Work to be completed ▸
Copy each line below without leaving any out.

**** Source records

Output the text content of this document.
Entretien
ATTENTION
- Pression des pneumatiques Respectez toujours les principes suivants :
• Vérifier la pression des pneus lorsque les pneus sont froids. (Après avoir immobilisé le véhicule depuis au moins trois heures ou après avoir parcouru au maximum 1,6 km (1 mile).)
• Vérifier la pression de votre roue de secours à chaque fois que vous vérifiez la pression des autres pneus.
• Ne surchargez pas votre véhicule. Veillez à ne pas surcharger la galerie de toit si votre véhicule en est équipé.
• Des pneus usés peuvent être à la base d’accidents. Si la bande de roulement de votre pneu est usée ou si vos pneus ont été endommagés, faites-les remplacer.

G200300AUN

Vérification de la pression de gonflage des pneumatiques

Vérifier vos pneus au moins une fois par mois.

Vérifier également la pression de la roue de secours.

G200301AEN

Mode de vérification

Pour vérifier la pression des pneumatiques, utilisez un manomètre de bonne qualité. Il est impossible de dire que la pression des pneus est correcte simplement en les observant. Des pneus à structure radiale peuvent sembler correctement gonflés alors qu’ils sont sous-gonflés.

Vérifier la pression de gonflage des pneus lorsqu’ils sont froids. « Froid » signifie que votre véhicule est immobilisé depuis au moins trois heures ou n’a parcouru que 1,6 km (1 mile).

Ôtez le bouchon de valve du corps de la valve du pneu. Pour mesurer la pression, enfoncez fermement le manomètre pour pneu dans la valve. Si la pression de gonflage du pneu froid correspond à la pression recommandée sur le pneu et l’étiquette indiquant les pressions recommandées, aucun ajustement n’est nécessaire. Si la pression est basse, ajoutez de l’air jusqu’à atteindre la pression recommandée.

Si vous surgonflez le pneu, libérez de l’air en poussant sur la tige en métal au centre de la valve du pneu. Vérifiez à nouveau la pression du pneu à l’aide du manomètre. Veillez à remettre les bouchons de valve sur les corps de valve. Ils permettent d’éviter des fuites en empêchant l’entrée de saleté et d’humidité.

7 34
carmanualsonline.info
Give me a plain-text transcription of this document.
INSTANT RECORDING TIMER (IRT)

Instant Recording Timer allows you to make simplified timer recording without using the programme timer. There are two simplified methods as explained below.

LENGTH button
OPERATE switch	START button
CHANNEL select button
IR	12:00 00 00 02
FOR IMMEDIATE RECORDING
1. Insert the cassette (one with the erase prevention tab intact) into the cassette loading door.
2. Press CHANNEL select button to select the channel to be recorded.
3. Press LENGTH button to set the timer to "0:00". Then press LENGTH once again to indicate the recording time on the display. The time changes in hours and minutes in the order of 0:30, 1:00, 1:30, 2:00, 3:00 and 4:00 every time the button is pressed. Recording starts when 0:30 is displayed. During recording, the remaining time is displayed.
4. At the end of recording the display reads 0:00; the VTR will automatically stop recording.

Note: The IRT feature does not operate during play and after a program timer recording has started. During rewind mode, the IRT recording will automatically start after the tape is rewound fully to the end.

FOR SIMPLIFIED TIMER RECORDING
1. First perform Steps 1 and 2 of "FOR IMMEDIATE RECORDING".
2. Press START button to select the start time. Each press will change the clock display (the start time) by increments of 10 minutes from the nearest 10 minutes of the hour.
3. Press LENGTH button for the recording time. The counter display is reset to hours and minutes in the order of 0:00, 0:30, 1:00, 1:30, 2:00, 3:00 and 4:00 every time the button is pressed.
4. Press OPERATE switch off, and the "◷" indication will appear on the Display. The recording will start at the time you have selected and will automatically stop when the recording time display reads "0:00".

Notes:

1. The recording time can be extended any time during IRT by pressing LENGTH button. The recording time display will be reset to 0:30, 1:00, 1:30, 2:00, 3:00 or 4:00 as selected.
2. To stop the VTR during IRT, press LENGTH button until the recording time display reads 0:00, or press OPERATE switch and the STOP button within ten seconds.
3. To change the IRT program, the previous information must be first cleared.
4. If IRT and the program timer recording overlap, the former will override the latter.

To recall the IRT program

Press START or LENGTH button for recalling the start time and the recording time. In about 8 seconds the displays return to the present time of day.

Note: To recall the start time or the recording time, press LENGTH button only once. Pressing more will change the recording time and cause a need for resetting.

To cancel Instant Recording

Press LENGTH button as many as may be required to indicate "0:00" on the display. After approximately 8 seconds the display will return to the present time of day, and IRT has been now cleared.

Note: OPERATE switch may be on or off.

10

********

The response ▸
Output the text content of this document.
Entretien
ATTENTION
- Pression des pneumatiques Respectez toujours les principes suivants :
• Vérifier la pression des pneus lorsque les pneus sont froids. (Après avoir immobilisé le véhicule depuis au moins trois heures ou après avoir parcouru au maximum 1,6 km (1 mile).)
• Vérifier la pression de votre roue de secours à chaque fois que vous vérifiez la pression des autres pneus.
• Ne surchargez pas votre véhicule. Veillez à ne pas surcharger la galerie de toit si votre véhicule en est équipé.
• Des pneus usés peuvent être à la base d’accidents. Si la bande de roulement de votre pneu est usée ou si vos pneus ont été endommagés, faites-les remplacer.

G200300AUN

Vérification de la pression de gonflage des pneumatiques

Vérifier vos pneus au moins une fois par mois.

Vérifier également la pression de la roue de secours.

G200301AEN

Mode de vérification

Pour vérifier la pression des pneumatiques, utilisez un manomètre de bonne qualité. Il est impossible de dire que la pression des pneus est correcte simplement en les observant. Des pneus à structure radiale peuvent sembler correctement gonflés alors qu’ils sont sous-gonflés.

Vérifier la pression de gonflage des pneus lorsqu’ils sont froids. « Froid » signifie que votre véhicule est immobilisé depuis au moins trois heures ou n’a parcouru que 1,6 km (1 mile).

Ôtez le bouchon de valve du corps de la valve du pneu. Pour mesurer la pression, enfoncez fermement le manomètre pour pneu dans la valve. Si la pression de gonflage du pneu froid correspond à la pression recommandée sur le pneu et l’étiquette indiquant les pressions recommandées, aucun ajustement n’est nécessaire. Si la pression est basse, ajoutez de l’air jusqu’à atteindre la pression recommandée.

Si vous surgonflez le pneu, libérez de l’air en poussant sur la tige en métal au centre de la valve du pneu. Vérifiez à nouveau la pression du pneu à l’aide du manomètre. Veillez à remettre les bouchons de valve sur les corps de valve. Ils permettent d’éviter des fuites en empêchant l’entrée de saleté et d’humidité.

7 34
carmanualsonline.info
Give me a plain-text transcription of this document.
INSTANT RECORDING TIMER (IRT)

Instant Recording Timer allows you to make simplified timer recording without using the programme timer. There are two simplified methods as explained below.

LENGTH button
OPERATE switch	START button
CHANNEL select button
IR	12:00 00 00 02
FOR IMMEDIATE RECORDING
1. Insert the cassette (one with the erase prevention tab intact) into the cassette loading door.
2. Press CHANNEL select button to select the channel to be recorded.
3. Press LENGTH button to set the timer to "0:00". Then press LENGTH once again to indicate the recording time on the display. The time changes in hours and minutes in the order of 0:30, 1:00, 1:30, 2:00, 3:00 and 4:00 every time the button is pressed. Recording starts when 0:30 is displayed. During recording, the remaining time is displayed.
4. At the end of recording the display reads 0:00; the VTR will automatically stop recording.

Note: The IRT feature does not operate during play and after a program timer recording has started. During rewind mode, the IRT recording will automatically start after the tape is rewound fully to the end.

FOR SIMPLIFIED TIMER RECORDING
1. First perform Steps 1 and 2 of "FOR IMMEDIATE RECORDING".
2. Press START button to select the start time. Each press will change the clock display (the start time) by increments of 10 minutes from the nearest 10 minutes of the hour.
3. Press LENGTH button for the recording time. The counter display is reset to hours and minutes in the order of 0:00, 0:30, 1:00, 1:30, 2:00, 3:00 and 4:00 every time the button is pressed.
4. Press OPERATE switch off, and the "◷" indication will appear on the Display. The recording will start at the time you have selected and will automatically stop when the recording time display reads "0:00".

Notes:

1. The recording time can be extended any time during IRT by pressing LENGTH button. The recording time display will be reset to 0:30, 1:00, 1:30, 2:00, 3:00 or 4:00 as selected.
2. To stop the VTR during IRT, press LENGTH button until the recording time display reads 0:00, or press OPERATE switch and the STOP button within ten seconds.
3. To change the IRT program, the previous information must be first cleared.
4. If IRT and the program timer recording overlap, the former will override the latter.

To recall the IRT program

Press START or LENGTH button for recalling the start time and the recording time. In about 8 seconds the displays return to the present time of day.

Note: To recall the start time or the recording time, press LENGTH button only once. Pressing more will change the recording time and cause a need for resetting.

To cancel Instant Recording

Press LENGTH button as many as may be required to indicate "0:00" on the display. After approximately 8 seconds the display will return to the present time of day, and IRT has been now cleared.

Note: OPERATE switch may be on or off.

10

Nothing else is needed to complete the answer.